--- BEGIN ---

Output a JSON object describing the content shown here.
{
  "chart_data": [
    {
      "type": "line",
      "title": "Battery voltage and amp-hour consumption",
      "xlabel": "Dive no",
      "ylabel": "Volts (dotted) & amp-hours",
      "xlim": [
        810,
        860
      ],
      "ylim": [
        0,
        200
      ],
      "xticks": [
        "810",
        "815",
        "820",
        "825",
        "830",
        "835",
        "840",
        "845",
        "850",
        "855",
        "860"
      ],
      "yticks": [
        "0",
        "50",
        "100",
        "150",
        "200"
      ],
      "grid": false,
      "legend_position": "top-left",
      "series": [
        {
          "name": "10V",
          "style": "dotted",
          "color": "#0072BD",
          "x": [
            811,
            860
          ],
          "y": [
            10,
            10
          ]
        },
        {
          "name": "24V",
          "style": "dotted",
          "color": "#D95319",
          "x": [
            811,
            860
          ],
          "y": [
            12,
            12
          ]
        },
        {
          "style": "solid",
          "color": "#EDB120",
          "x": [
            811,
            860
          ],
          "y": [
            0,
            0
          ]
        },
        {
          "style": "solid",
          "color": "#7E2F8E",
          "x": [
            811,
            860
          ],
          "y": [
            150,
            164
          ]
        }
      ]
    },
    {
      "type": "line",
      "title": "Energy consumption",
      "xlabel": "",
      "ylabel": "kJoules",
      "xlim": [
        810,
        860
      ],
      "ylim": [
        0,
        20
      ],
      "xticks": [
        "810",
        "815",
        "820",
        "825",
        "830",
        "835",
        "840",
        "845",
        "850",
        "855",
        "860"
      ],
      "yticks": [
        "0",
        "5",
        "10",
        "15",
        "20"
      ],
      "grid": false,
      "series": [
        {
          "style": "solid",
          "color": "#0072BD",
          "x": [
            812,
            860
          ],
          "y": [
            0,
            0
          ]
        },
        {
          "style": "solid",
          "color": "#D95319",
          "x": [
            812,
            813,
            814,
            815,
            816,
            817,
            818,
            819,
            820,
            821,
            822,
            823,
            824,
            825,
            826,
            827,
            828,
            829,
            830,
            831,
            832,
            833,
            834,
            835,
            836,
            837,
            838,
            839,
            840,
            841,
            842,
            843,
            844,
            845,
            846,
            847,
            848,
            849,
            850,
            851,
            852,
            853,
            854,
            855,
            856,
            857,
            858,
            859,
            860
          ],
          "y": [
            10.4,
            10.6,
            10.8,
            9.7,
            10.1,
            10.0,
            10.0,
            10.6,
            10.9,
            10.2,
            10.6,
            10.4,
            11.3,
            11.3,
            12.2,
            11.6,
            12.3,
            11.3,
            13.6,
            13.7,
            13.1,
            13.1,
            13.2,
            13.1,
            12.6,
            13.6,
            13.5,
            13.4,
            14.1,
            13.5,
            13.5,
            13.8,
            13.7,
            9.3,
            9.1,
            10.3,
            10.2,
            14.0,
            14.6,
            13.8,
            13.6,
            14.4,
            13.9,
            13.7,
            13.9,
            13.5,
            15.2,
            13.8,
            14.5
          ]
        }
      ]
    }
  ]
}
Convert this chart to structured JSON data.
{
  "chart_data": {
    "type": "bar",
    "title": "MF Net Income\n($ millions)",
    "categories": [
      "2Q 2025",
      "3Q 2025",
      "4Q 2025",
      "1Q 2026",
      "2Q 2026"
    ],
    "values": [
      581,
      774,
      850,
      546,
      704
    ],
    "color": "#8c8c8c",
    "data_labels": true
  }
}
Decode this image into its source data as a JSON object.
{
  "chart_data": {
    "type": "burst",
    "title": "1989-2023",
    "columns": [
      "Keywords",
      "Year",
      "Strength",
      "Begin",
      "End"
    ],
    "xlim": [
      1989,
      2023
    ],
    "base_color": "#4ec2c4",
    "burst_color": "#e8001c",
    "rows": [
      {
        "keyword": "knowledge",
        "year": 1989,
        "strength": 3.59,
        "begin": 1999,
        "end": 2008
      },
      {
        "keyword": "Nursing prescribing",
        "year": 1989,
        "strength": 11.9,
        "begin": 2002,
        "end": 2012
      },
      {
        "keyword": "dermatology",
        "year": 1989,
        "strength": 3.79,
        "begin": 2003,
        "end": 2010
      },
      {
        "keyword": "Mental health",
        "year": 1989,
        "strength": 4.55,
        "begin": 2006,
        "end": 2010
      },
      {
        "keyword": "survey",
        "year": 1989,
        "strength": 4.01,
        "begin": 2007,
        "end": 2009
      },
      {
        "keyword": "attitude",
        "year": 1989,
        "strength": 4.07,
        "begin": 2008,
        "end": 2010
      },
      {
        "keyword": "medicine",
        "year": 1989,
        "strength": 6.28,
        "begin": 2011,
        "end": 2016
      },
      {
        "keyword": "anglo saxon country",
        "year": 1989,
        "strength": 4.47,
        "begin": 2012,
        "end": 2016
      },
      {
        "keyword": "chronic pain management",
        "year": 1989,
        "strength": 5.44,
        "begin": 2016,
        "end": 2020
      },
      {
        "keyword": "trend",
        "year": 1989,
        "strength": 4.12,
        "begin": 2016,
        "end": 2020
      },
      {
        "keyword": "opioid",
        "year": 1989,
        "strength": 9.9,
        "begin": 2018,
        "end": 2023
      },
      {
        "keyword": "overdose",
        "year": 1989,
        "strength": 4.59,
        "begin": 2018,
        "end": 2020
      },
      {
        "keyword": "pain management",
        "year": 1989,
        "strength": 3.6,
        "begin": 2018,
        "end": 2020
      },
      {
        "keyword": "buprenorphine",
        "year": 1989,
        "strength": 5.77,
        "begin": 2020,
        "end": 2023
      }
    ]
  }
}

--- END ---

= PROBLEM STATEMENT =
Copy out all the entries shown above, character for character.

= TASK OUTPUT =
Output a JSON object describing the content shown here.
{
  "chart_data": [
    {
      "type": "line",
      "title": "Battery voltage and amp-hour consumption",
      "xlabel": "Dive no",
      "ylabel": "Volts (dotted) & amp-hours",
      "xlim": [
        810,
        860
      ],
      "ylim": [
        0,
        200
      ],
      "xticks": [
        "810",
        "815",
        "820",
        "825",
        "830",
        "835",
        "840",
        "845",
        "850",
        "855",
        "860"
      ],
      "yticks": [
        "0",
        "50",
        "100",
        "150",
        "200"
      ],
      "grid": false,
      "legend_position": "top-left",
      "series": [
        {
          "name": "10V",
          "style": "dotted",
          "color": "#0072BD",
          "x": [
            811,
            860
          ],
          "y": [
            10,
            10
          ]
        },
        {
          "name": "24V",
          "style": "dotted",
          "color": "#D95319",
          "x": [
            811,
            860
          ],
          "y": [
            12,
            12
          ]
        },
        {
          "style": "solid",
          "color": "#EDB120",
          "x": [
            811,
            860
          ],
          "y": [
            0,
            0
          ]
        },
        {
          "style": "solid",
          "color": "#7E2F8E",
          "x": [
            811,
            860
          ],
          "y": [
            150,
            164
          ]
        }
      ]
    },
    {
      "type": "line",
      "title": "Energy consumption",
      "xlabel": "",
      "ylabel": "kJoules",
      "xlim": [
        810,
        860
      ],
      "ylim": [
        0,
        20
      ],
      "xticks": [
        "810",
        "815",
        "820",
        "825",
        "830",
        "835",
        "840",
        "845",
        "850",
        "855",
        "860"
      ],
      "yticks": [
        "0",
        "5",
        "10",
        "15",
        "20"
      ],
      "grid": false,
      "series": [
        {
          "style": "solid",
          "color": "#0072BD",
          "x": [
            812,
            860
          ],
          "y": [
            0,
            0
          ]
        },
        {
          "style": "solid",
          "color": "#D95319",
          "x": [
            812,
            813,
            814,
            815,
            816,
            817,
            818,
            819,
            820,
            821,
            822,
            823,
            824,
            825,
            826,
            827,
            828,
            829,
            830,
            831,
            832,
            833,
            834,
            835,
            836,
            837,
            838,
            839,
            840,
            841,
            842,
            843,
            844,
            845,
            846,
            847,
            848,
            849,
            850,
            851,
            852,
            853,
            854,
            855,
            856,
            857,
            858,
            859,
            860
          ],
          "y": [
            10.4,
            10.6,
            10.8,
            9.7,
            10.1,
            10.0,
            10.0,
            10.6,
            10.9,
            10.2,
            10.6,
            10.4,
            11.3,
            11.3,
            12.2,
            11.6,
            12.3,
            11.3,
            13.6,
            13.7,
            13.1,
            13.1,
            13.2,
            13.1,
            12.6,
            13.6,
            13.5,
            13.4,
            14.1,
            13.5,
            13.5,
            13.8,
            13.7,
            9.3,
            9.1,
            10.3,
            10.2,
            14.0,
            14.6,
            13.8,
            13.6,
            14.4,
            13.9,
            13.7,
            13.9,
            13.5,
            15.2,
            13.8,
            14.5
          ]
        }
      ]
    }
  ]
}
Convert this chart to structured JSON data.
{
  "chart_data": {
    "type": "bar",
    "title": "MF Net Income\n($ millions)",
    "categories": [
      "2Q 2025",
      "3Q 2025",
      "4Q 2025",
      "1Q 2026",
      "2Q 2026"
    ],
    "values": [
      581,
      774,
      850,
      546,
      704
    ],
    "color": "#8c8c8c",
    "data_labels": true
  }
}
Decode this image into its source data as a JSON object.
{
  "chart_data": {
    "type": "burst",
    "title": "1989-2023",
    "columns": [
      "Keywords",
      "Year",
      "Strength",
      "Begin",
      "End"
    ],
    "xlim": [
      1989,
      2023
    ],
    "base_color": "#4ec2c4",
    "burst_color": "#e8001c",
    "rows": [
      {
        "keyword": "knowledge",
        "year": 1989,
        "strength": 3.59,
        "begin": 1999,
        "end": 2008
      },
      {
        "keyword": "Nursing prescribing",
        "year": 1989,
        "strength": 11.9,
        "begin": 2002,
        "end": 2012
      },
      {
        "keyword": "dermatology",
        "year": 1989,
        "strength": 3.79,
        "begin": 2003,
        "end": 2010
      },
      {
        "keyword": "Mental health",
        "year": 1989,
        "strength": 4.55,
        "begin": 2006,
        "end": 2010
      },
      {
        "keyword": "survey",
        "year": 1989,
        "strength": 4.01,
        "begin": 2007,
        "end": 2009
      },
      {
        "keyword": "attitude",
        "year": 1989,
        "strength": 4.07,
        "begin": 2008,
        "end": 2010
      },
      {
        "keyword": "medicine",
        "year": 1989,
        "strength": 6.28,
        "begin": 2011,
        "end": 2016
      },
      {
        "keyword": "anglo saxon country",
        "year": 1989,
        "strength": 4.47,
        "begin": 2012,
        "end": 2016
      },
      {
        "keyword": "chronic pain management",
        "year": 1989,
        "strength": 5.44,
        "begin": 2016,
        "end": 2020
      },
      {
        "keyword": "trend",
        "year": 1989,
        "strength": 4.12,
        "begin": 2016,
        "end": 2020
      },
      {
        "keyword": "opioid",
        "year": 1989,
        "strength": 9.9,
        "begin": 2018,
        "end": 2023
      },
      {
        "keyword": "overdose",
        "year": 1989,
        "strength": 4.59,
        "begin": 2018,
        "end": 2020
      },
      {
        "keyword": "pain management",
        "year": 1989,
        "strength": 3.6,
        "begin": 2018,
        "end": 2020
      },
      {
        "keyword": "buprenorphine",
        "year": 1989,
        "strength": 5.77,
        "begin": 2020,
        "end": 2023
      }
    ]
  }
}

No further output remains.